(EXERCISE DATA)
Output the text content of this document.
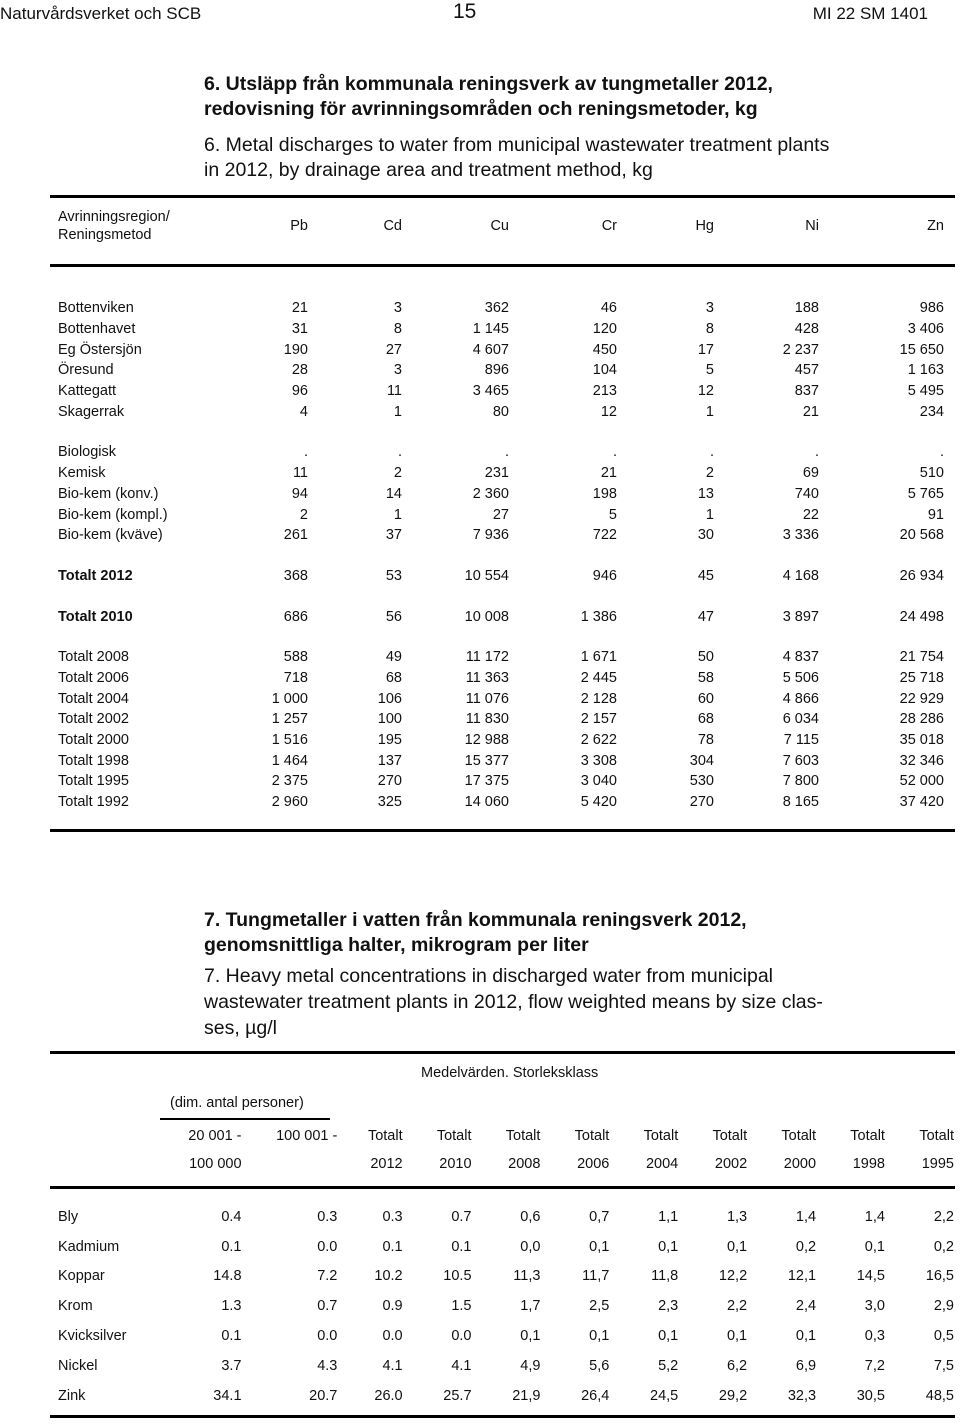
Naturvårdsverket och SCB	15	MI 22 SM 1401
6. Utsläpp från kommunala reningsverk av tungmetaller 2012,
redovisning för avrinningsområden och reningsmetoder, kg
6. Metal discharges to water from municipal wastewater treatment plants
in 2012, by drainage area and treatment method, kg
Avrinningsregion/
Reningsmetod	Pb	Cd	Cu	Cr	Hg	Ni	Zn
Bottenviken	21	3	362	46	3	188	986
Bottenhavet	31	8	1 145	120	8	428	3 406
Eg Östersjön	190	27	4 607	450	17	2 237	15 650
Öresund	28	3	896	104	5	457	1 163
Kattegatt	96	11	3 465	213	12	837	5 495
Skagerrak	4	1	80	12	1	21	234

Biologisk	.	.	.	.	.	.	.
Kemisk	11	2	231	21	2	69	510
Bio-kem (konv.)	94	14	2 360	198	13	740	5 765
Bio-kem (kompl.)	2	1	27	5	1	22	91
Bio-kem (kväve)	261	37	7 936	722	30	3 336	20 568

Totalt 2012	368	53	10 554	946	45	4 168	26 934

Totalt 2010	686	56	10 008	1 386	47	3 897	24 498

Totalt 2008	588	49	11 172	1 671	50	4 837	21 754
Totalt 2006	718	68	11 363	2 445	58	5 506	25 718
Totalt 2004	1 000	106	11 076	2 128	60	4 866	22 929
Totalt 2002	1 257	100	11 830	2 157	68	6 034	28 286
Totalt 2000	1 516	195	12 988	2 622	78	7 115	35 018
Totalt 1998	1 464	137	15 377	3 308	304	7 603	32 346
Totalt 1995	2 375	270	17 375	3 040	530	7 800	52 000
Totalt 1992	2 960	325	14 060	5 420	270	8 165	37 420
7. Tungmetaller i vatten från kommunala reningsverk 2012,
genomsnittliga halter, mikrogram per liter
7. Heavy metal concentrations in discharged water from municipal
wastewater treatment plants in 2012, flow weighted means by size clas-
ses, µg/l
Medelvärden. Storleksklass
(dim. antal personer)
	20 001 -	100 001 -	Totalt	Totalt	Totalt	Totalt	Totalt	Totalt	Totalt	Totalt	Totalt
	100 000		2012	2010	2008	2006	2004	2002	2000	1998	1995
Bly	0.4	0.3	0.3	0.7	0,6	0,7	1,1	1,3	1,4	1,4	2,2
Kadmium	0.1	0.0	0.1	0.1	0,0	0,1	0,1	0,1	0,2	0,1	0,2
Koppar	14.8	7.2	10.2	10.5	11,3	11,7	11,8	12,2	12,1	14,5	16,5
Krom	1.3	0.7	0.9	1.5	1,7	2,5	2,3	2,2	2,4	3,0	2,9
Kvicksilver	0.1	0.0	0.0	0.0	0,1	0,1	0,1	0,1	0,1	0,3	0,5
Nickel	3.7	4.3	4.1	4.1	4,9	5,6	5,2	6,2	6,9	7,2	7,5
Zink	34.1	20.7	26.0	25.7	21,9	26,4	24,5	29,2	32,3	30,5	48,5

(EXERCISE INSTRUCTIONS) For the string "reningsverk", go line by line through the material and copy every line that has it.

(RESULT FOR THIS EXERCISE)
6. Utsläpp från kommunala reningsverk av tungmetaller 2012,
7. Tungmetaller i vatten från kommunala reningsverk 2012,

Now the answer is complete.